§ Work to be completed:
Take the material and output all of it exactly.

[Supplied data start]

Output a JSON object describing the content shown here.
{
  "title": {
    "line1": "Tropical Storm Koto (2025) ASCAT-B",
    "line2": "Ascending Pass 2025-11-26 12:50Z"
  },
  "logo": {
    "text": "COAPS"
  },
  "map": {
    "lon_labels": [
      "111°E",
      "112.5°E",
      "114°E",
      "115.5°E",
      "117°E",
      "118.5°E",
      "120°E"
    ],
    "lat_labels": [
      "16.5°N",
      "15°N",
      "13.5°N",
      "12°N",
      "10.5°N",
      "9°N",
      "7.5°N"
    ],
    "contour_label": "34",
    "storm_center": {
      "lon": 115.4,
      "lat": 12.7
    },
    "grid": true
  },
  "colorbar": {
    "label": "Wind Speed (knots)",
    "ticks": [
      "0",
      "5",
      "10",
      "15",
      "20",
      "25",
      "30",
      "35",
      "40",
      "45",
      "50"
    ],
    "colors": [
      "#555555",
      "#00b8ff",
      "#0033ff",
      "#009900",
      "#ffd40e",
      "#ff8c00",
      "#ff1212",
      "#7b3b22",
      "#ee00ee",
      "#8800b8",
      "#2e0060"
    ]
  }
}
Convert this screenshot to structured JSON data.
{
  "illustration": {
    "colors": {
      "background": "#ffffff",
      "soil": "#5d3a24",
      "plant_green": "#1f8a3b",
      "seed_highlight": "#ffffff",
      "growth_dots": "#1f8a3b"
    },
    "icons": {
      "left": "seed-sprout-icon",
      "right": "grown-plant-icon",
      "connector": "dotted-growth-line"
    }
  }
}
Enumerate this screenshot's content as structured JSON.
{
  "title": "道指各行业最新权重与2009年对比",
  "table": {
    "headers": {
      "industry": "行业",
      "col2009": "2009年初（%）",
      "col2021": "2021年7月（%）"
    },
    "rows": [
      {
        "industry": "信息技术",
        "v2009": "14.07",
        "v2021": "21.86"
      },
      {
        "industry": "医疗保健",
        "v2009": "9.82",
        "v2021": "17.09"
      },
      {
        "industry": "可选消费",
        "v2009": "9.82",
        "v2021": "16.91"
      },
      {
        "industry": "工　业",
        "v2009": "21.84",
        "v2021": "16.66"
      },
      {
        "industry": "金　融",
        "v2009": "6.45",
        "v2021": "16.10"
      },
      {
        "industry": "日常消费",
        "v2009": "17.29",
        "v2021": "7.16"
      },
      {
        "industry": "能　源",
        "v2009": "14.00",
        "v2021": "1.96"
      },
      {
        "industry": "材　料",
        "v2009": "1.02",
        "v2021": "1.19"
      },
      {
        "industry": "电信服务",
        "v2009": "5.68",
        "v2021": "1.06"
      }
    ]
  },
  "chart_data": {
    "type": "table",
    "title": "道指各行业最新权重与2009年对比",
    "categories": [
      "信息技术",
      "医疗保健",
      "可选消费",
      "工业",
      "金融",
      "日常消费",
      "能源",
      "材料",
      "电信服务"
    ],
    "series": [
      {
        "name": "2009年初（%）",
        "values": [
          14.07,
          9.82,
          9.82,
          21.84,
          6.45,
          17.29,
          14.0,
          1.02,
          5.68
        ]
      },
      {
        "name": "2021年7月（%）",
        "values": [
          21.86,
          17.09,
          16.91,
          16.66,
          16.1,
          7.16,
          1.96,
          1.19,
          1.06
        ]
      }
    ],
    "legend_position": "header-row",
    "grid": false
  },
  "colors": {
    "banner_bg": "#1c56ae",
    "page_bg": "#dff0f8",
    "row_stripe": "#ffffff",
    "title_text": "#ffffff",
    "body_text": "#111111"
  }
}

[Supplied data end]

§ Right answer:
Output a JSON object describing the content shown here.
{
  "title": {
    "line1": "Tropical Storm Koto (2025) ASCAT-B",
    "line2": "Ascending Pass 2025-11-26 12:50Z"
  },
  "logo": {
    "text": "COAPS"
  },
  "map": {
    "lon_labels": [
      "111°E",
      "112.5°E",
      "114°E",
      "115.5°E",
      "117°E",
      "118.5°E",
      "120°E"
    ],
    "lat_labels": [
      "16.5°N",
      "15°N",
      "13.5°N",
      "12°N",
      "10.5°N",
      "9°N",
      "7.5°N"
    ],
    "contour_label": "34",
    "storm_center": {
      "lon": 115.4,
      "lat": 12.7
    },
    "grid": true
  },
  "colorbar": {
    "label": "Wind Speed (knots)",
    "ticks": [
      "0",
      "5",
      "10",
      "15",
      "20",
      "25",
      "30",
      "35",
      "40",
      "45",
      "50"
    ],
    "colors": [
      "#555555",
      "#00b8ff",
      "#0033ff",
      "#009900",
      "#ffd40e",
      "#ff8c00",
      "#ff1212",
      "#7b3b22",
      "#ee00ee",
      "#8800b8",
      "#2e0060"
    ]
  }
}
Convert this screenshot to structured JSON data.
{
  "illustration": {
    "colors": {
      "background": "#ffffff",
      "soil": "#5d3a24",
      "plant_green": "#1f8a3b",
      "seed_highlight": "#ffffff",
      "growth_dots": "#1f8a3b"
    },
    "icons": {
      "left": "seed-sprout-icon",
      "right": "grown-plant-icon",
      "connector": "dotted-growth-line"
    }
  }
}
Enumerate this screenshot's content as structured JSON.
{
  "title": "道指各行业最新权重与2009年对比",
  "table": {
    "headers": {
      "industry": "行业",
      "col2009": "2009年初（%）",
      "col2021": "2021年7月（%）"
    },
    "rows": [
      {
        "industry": "信息技术",
        "v2009": "14.07",
        "v2021": "21.86"
      },
      {
        "industry": "医疗保健",
        "v2009": "9.82",
        "v2021": "17.09"
      },
      {
        "industry": "可选消费",
        "v2009": "9.82",
        "v2021": "16.91"
      },
      {
        "industry": "工　业",
        "v2009": "21.84",
        "v2021": "16.66"
      },
      {
        "industry": "金　融",
        "v2009": "6.45",
        "v2021": "16.10"
      },
      {
        "industry": "日常消费",
        "v2009": "17.29",
        "v2021": "7.16"
      },
      {
        "industry": "能　源",
        "v2009": "14.00",
        "v2021": "1.96"
      },
      {
        "industry": "材　料",
        "v2009": "1.02",
        "v2021": "1.19"
      },
      {
        "industry": "电信服务",
        "v2009": "5.68",
        "v2021": "1.06"
      }
    ]
  },
  "chart_data": {
    "type": "table",
    "title": "道指各行业最新权重与2009年对比",
    "categories": [
      "信息技术",
      "医疗保健",
      "可选消费",
      "工业",
      "金融",
      "日常消费",
      "能源",
      "材料",
      "电信服务"
    ],
    "series": [
      {
        "name": "2009年初（%）",
        "values": [
          14.07,
          9.82,
          9.82,
          21.84,
          6.45,
          17.29,
          14.0,
          1.02,
          5.68
        ]
      },
      {
        "name": "2021年7月（%）",
        "values": [
          21.86,
          17.09,
          16.91,
          16.66,
          16.1,
          7.16,
          1.96,
          1.19,
          1.06
        ]
      }
    ],
    "legend_position": "header-row",
    "grid": false
  },
  "colors": {
    "banner_bg": "#1c56ae",
    "page_bg": "#dff0f8",
    "row_stripe": "#ffffff",
    "title_text": "#ffffff",
    "body_text": "#111111"
  }
}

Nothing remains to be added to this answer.